== Provided records

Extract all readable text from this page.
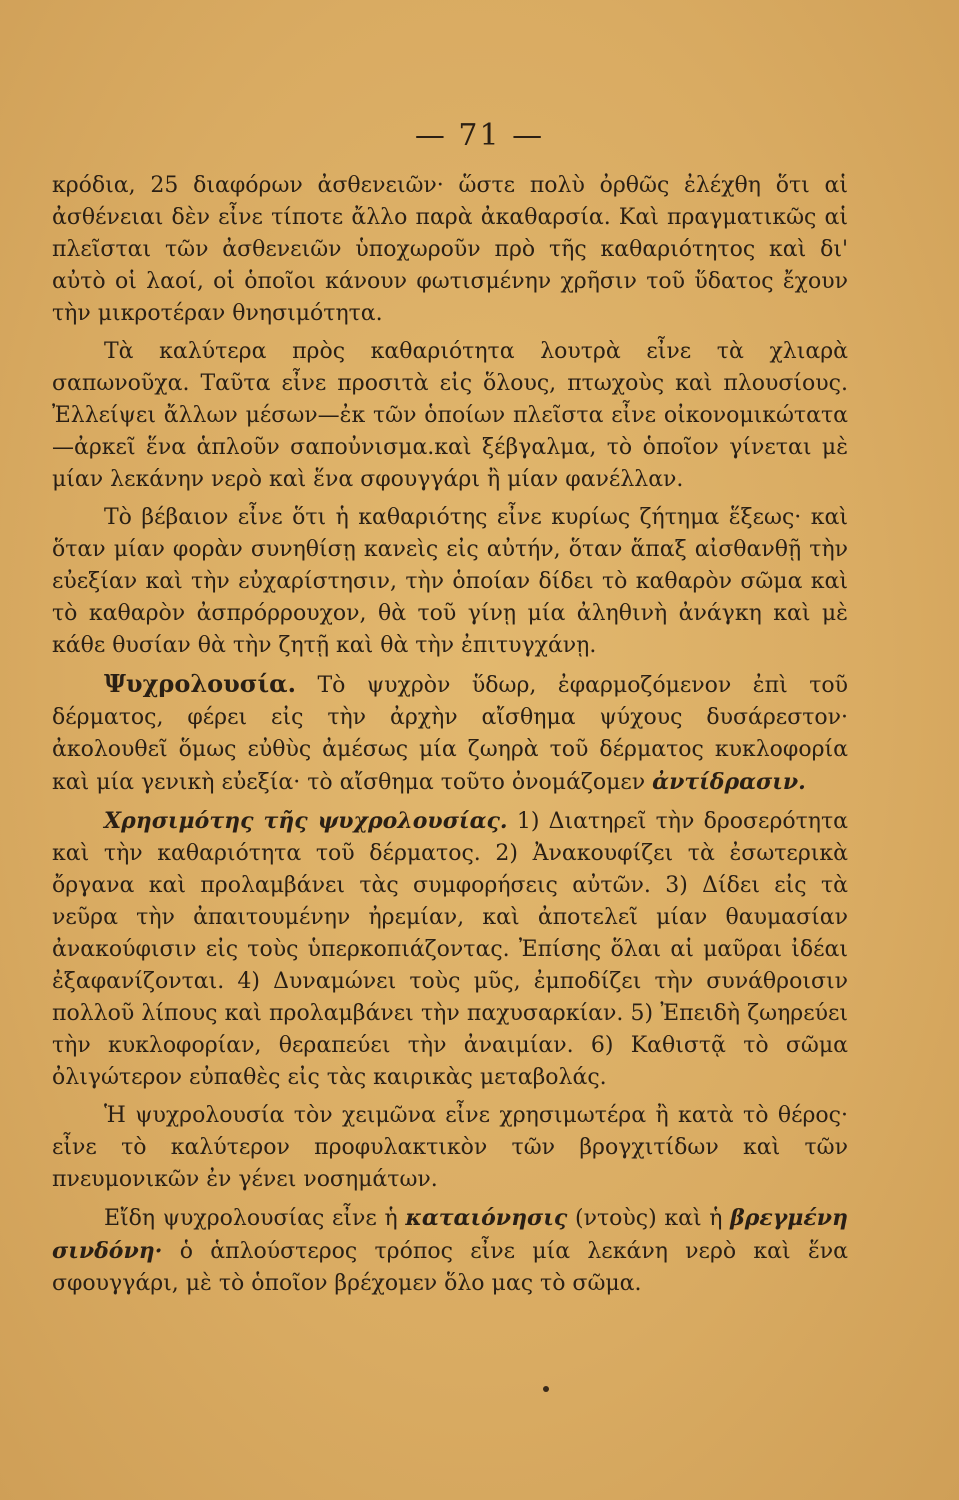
— 71 —

κρόδια, 25 διαφόρων ἀσθενειῶν· ὥστε πολὺ ὀρθῶς ἐλέχθη ὅτι αἱ ἀσθένειαι δὲν εἶνε τίποτε ἄλλο παρὰ ἀκαθαρσία. Καὶ πραγματικῶς αἱ πλεῖσται τῶν ἀσθενειῶν ὑποχωροῦν πρὸ τῆς καθαριότητος καὶ δι' αὐτὸ οἱ λαοί, οἱ ὁποῖοι κάνουν φωτισμένην χρῆσιν τοῦ ὕδατος ἔχουν τὴν μικροτέραν θνησιμότητα.

Τὰ καλύτερα πρὸς καθαριότητα λουτρὰ εἶνε τὰ χλιαρὰ σαπωνοῦχα. Ταῦτα εἶνε προσιτὰ εἰς ὅλους, πτωχοὺς καὶ πλουσίους. Ἐλλείψει ἄλλων μέσων—ἐκ τῶν ὁποίων πλεῖστα εἶνε οἰκονομικώτατα—ἀρκεῖ ἕνα ἁπλοῦν σαποὐνισμα.καὶ ξέβγαλμα, τὸ ὁποῖον γίνεται μὲ μίαν λεκάνην νερὸ καὶ ἕνα σφουγγάρι ἢ μίαν φανέλλαν.

Τὸ βέβαιον εἶνε ὅτι ἡ καθαριότης εἶνε κυρίως ζήτημα ἕξεως· καὶ ὅταν μίαν φορὰν συνηθίσῃ κανεὶς εἰς αὐτήν, ὅταν ἅπαξ αἰσθανθῇ τὴν εὐεξίαν καὶ τὴν εὐχαρίστησιν, τὴν ὁποίαν δίδει τὸ καθαρὸν σῶμα καὶ τὸ καθαρὸν ἀσπρόρρουχον, θὰ τοῦ γίνῃ μία ἀληθινὴ ἀνάγκη καὶ μὲ κάθε θυσίαν θὰ τὴν ζητῇ καὶ θὰ τὴν ἐπιτυγχάνῃ.

Ψυχρολουσία. Τὸ ψυχρὸν ὕδωρ, ἐφαρμοζόμενον ἐπὶ τοῦ δέρματος, φέρει εἰς τὴν ἀρχὴν αἴσθημα ψύχους δυσάρεστον· ἀκολουθεῖ ὅμως εὐθὺς ἀμέσως μία ζωηρὰ τοῦ δέρματος κυκλοφορία καὶ μία γενικὴ εὐεξία· τὸ αἴσθημα τοῦτο ὀνομάζομεν ἀντίδρασιν.

Χρησιμότης τῆς ψυχρολουσίας. 1) Διατηρεῖ τὴν δροσερότητα καὶ τὴν καθαριότητα τοῦ δέρματος. 2) Ἀνακουφίζει τὰ ἐσωτερικὰ ὄργανα καὶ προλαμβάνει τὰς συμφορήσεις αὐτῶν. 3) Δίδει εἰς τὰ νεῦρα τὴν ἀπαιτουμένην ἠρεμίαν, καὶ ἀποτελεῖ μίαν θαυμασίαν ἀνακούφισιν εἰς τοὺς ὑπερκοπιάζοντας. Ἐπίσης ὅλαι αἱ μαῦραι ἰδέαι ἐξαφανίζονται. 4) Δυναμώνει τοὺς μῦς, ἐμποδίζει τὴν συνάθροισιν πολλοῦ λίπους καὶ προλαμβάνει τὴν παχυσαρκίαν. 5) Ἐπειδὴ ζωηρεύει τὴν κυκλοφορίαν, θεραπεύει τὴν ἀναιμίαν. 6) Καθιστᾷ τὸ σῶμα ὀλιγώτερον εὐπαθὲς εἰς τὰς καιρικὰς μεταβολάς.

Ἡ ψυχρολουσία τὸν χειμῶνα εἶνε χρησιμωτέρα ἢ κατὰ τὸ θέρος· εἶνε τὸ καλύτερον προφυλακτικὸν τῶν βρογχιτίδων καὶ τῶν πνευμονικῶν ἐν γένει νοσημάτων.

Εἴδη ψυχρολουσίας εἶνε ἡ καταιόνησις (ντοὺς) καὶ ἡ βρεγμένη σινδόνη· ὁ ἁπλούστερος τρόπος εἶνε μία λεκάνη νερὸ καὶ ἕνα σφουγγάρι, μὲ τὸ ὁποῖον βρέχομεν ὅλο μας τὸ σῶμα.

====

Work instructions -> Omit pictures; set down the rest of the material word for word.

Correct output ->
Extract all readable text from this page.
— 71 —

κρόδια, 25 διαφόρων ἀσθενειῶν· ὥστε πολὺ ὀρθῶς ἐλέχθη ὅτι αἱ ἀσθένειαι δὲν εἶνε τίποτε ἄλλο παρὰ ἀκαθαρσία. Καὶ πραγματικῶς αἱ πλεῖσται τῶν ἀσθενειῶν ὑποχωροῦν πρὸ τῆς καθαριότητος καὶ δι' αὐτὸ οἱ λαοί, οἱ ὁποῖοι κάνουν φωτισμένην χρῆσιν τοῦ ὕδατος ἔχουν τὴν μικροτέραν θνησιμότητα.

Τὰ καλύτερα πρὸς καθαριότητα λουτρὰ εἶνε τὰ χλιαρὰ σαπωνοῦχα. Ταῦτα εἶνε προσιτὰ εἰς ὅλους, πτωχοὺς καὶ πλουσίους. Ἐλλείψει ἄλλων μέσων—ἐκ τῶν ὁποίων πλεῖστα εἶνε οἰκονομικώτατα—ἀρκεῖ ἕνα ἁπλοῦν σαποὐνισμα.καὶ ξέβγαλμα, τὸ ὁποῖον γίνεται μὲ μίαν λεκάνην νερὸ καὶ ἕνα σφουγγάρι ἢ μίαν φανέλλαν.

Τὸ βέβαιον εἶνε ὅτι ἡ καθαριότης εἶνε κυρίως ζήτημα ἕξεως· καὶ ὅταν μίαν φορὰν συνηθίσῃ κανεὶς εἰς αὐτήν, ὅταν ἅπαξ αἰσθανθῇ τὴν εὐεξίαν καὶ τὴν εὐχαρίστησιν, τὴν ὁποίαν δίδει τὸ καθαρὸν σῶμα καὶ τὸ καθαρὸν ἀσπρόρρουχον, θὰ τοῦ γίνῃ μία ἀληθινὴ ἀνάγκη καὶ μὲ κάθε θυσίαν θὰ τὴν ζητῇ καὶ θὰ τὴν ἐπιτυγχάνῃ.

Ψυχρολουσία. Τὸ ψυχρὸν ὕδωρ, ἐφαρμοζόμενον ἐπὶ τοῦ δέρματος, φέρει εἰς τὴν ἀρχὴν αἴσθημα ψύχους δυσάρεστον· ἀκολουθεῖ ὅμως εὐθὺς ἀμέσως μία ζωηρὰ τοῦ δέρματος κυκλοφορία καὶ μία γενικὴ εὐεξία· τὸ αἴσθημα τοῦτο ὀνομάζομεν ἀντίδρασιν.

Χρησιμότης τῆς ψυχρολουσίας. 1) Διατηρεῖ τὴν δροσερότητα καὶ τὴν καθαριότητα τοῦ δέρματος. 2) Ἀνακουφίζει τὰ ἐσωτερικὰ ὄργανα καὶ προλαμβάνει τὰς συμφορήσεις αὐτῶν. 3) Δίδει εἰς τὰ νεῦρα τὴν ἀπαιτουμένην ἠρεμίαν, καὶ ἀποτελεῖ μίαν θαυμασίαν ἀνακούφισιν εἰς τοὺς ὑπερκοπιάζοντας. Ἐπίσης ὅλαι αἱ μαῦραι ἰδέαι ἐξαφανίζονται. 4) Δυναμώνει τοὺς μῦς, ἐμποδίζει τὴν συνάθροισιν πολλοῦ λίπους καὶ προλαμβάνει τὴν παχυσαρκίαν. 5) Ἐπειδὴ ζωηρεύει τὴν κυκλοφορίαν, θεραπεύει τὴν ἀναιμίαν. 6) Καθιστᾷ τὸ σῶμα ὀλιγώτερον εὐπαθὲς εἰς τὰς καιρικὰς μεταβολάς.

Ἡ ψυχρολουσία τὸν χειμῶνα εἶνε χρησιμωτέρα ἢ κατὰ τὸ θέρος· εἶνε τὸ καλύτερον προφυλακτικὸν τῶν βρογχιτίδων καὶ τῶν πνευμονικῶν ἐν γένει νοσημάτων.

Εἴδη ψυχρολουσίας εἶνε ἡ καταιόνησις (ντοὺς) καὶ ἡ βρεγμένη σινδόνη· ὁ ἁπλούστερος τρόπος εἶνε μία λεκάνη νερὸ καὶ ἕνα σφουγγάρι, μὲ τὸ ὁποῖον βρέχομεν ὅλο μας τὸ σῶμα.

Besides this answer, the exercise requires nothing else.